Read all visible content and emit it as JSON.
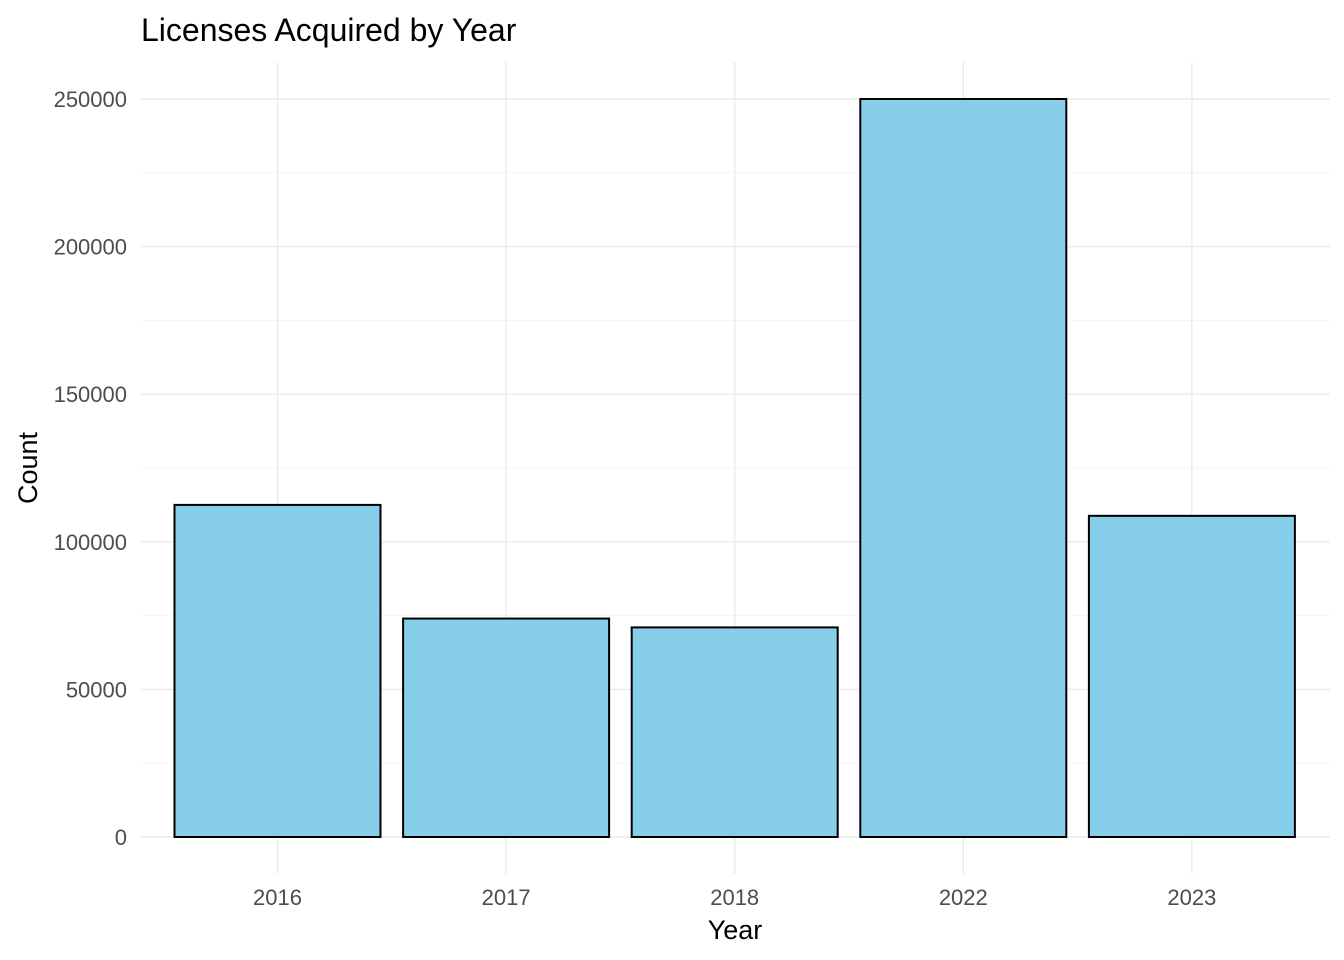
{
  "chart_data": {
    "type": "bar",
    "title": "Licenses Acquired by Year",
    "xlabel": "Year",
    "ylabel": "Count",
    "categories": [
      "2016",
      "2017",
      "2018",
      "2022",
      "2023"
    ],
    "values": [
      112500,
      74000,
      71000,
      250000,
      108800
    ],
    "ylim": [
      0,
      250000
    ],
    "yticks": [
      0,
      50000,
      100000,
      150000,
      200000,
      250000
    ],
    "ytick_labels": [
      "0",
      "50000",
      "100000",
      "150000",
      "200000",
      "250000"
    ],
    "grid": true,
    "legend": "none",
    "colors": {
      "bar_fill": "#87CEEB",
      "bar_outline": "#000000"
    }
  }
}
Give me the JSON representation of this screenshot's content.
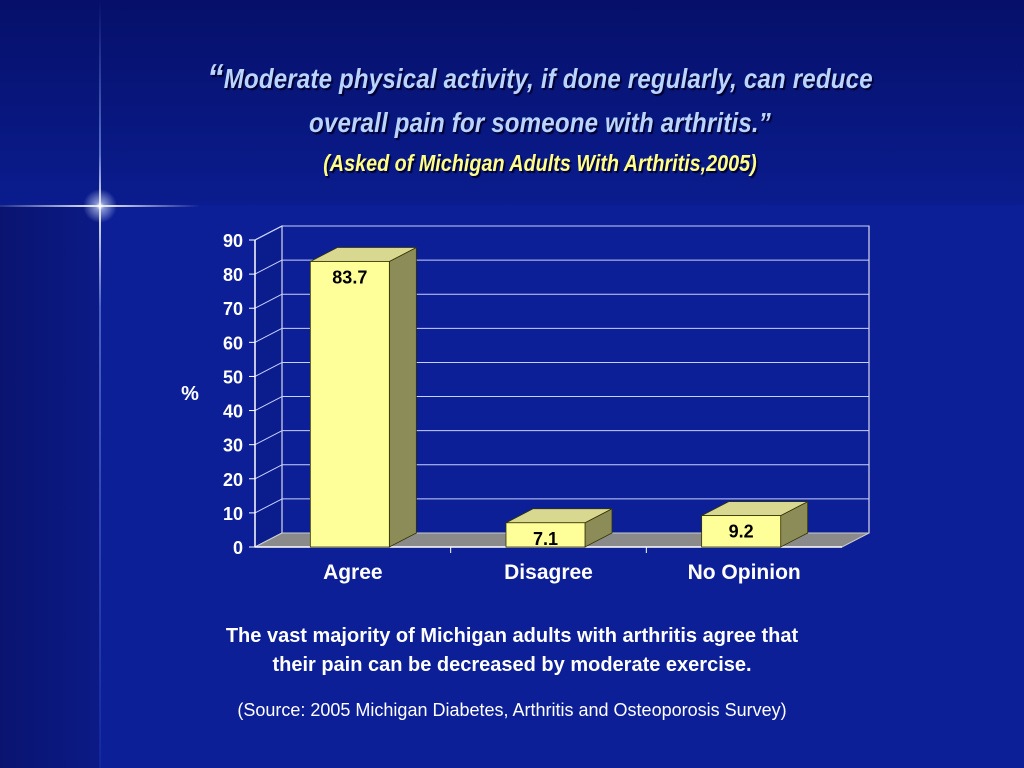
{
  "slide": {
    "title_quote_open": "“",
    "title_line1": "Moderate physical activity, if done regularly, can reduce",
    "title_line2": "overall pain for someone with arthritis.”",
    "subtitle": "(Asked of  Michigan Adults With Arthritis,2005)",
    "caption_line1": "The vast majority of Michigan adults with arthritis agree that",
    "caption_line2": "their pain can be decreased by moderate exercise.",
    "source": "(Source: 2005 Michigan Diabetes, Arthritis and Osteoporosis Survey)"
  },
  "colors": {
    "bar_front": "#ffff99",
    "bar_top": "#d8d890",
    "bar_side": "#8c8c58",
    "floor": "#8a8a8a",
    "plot_wall": "#0c1f96",
    "grid": "#c8d0ff",
    "title_text": "#b9d4ff",
    "subtitle_text": "#ffff88"
  },
  "chart_data": {
    "type": "bar",
    "categories": [
      "Agree",
      "Disagree",
      "No Opinion"
    ],
    "values": [
      83.7,
      7.1,
      9.2
    ],
    "data_labels": [
      "83.7",
      "7.1",
      "9.2"
    ],
    "title": "",
    "xlabel": "",
    "ylabel": "%",
    "ylim": [
      0,
      90
    ],
    "yticks": [
      0,
      10,
      20,
      30,
      40,
      50,
      60,
      70,
      80,
      90
    ],
    "grid": true,
    "legend": "none"
  }
}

* **Requirements**:
Show the lines from the data above that contain the string "Michigan".

* **Worked answer**:
    "subtitle": "(Asked of  Michigan Adults With Arthritis,2005)",
    "caption_line1": "The vast majority of Michigan adults with arthritis agree that",
    "source": "(Source: 2005 Michigan Diabetes, Arthritis and Osteoporosis Survey)"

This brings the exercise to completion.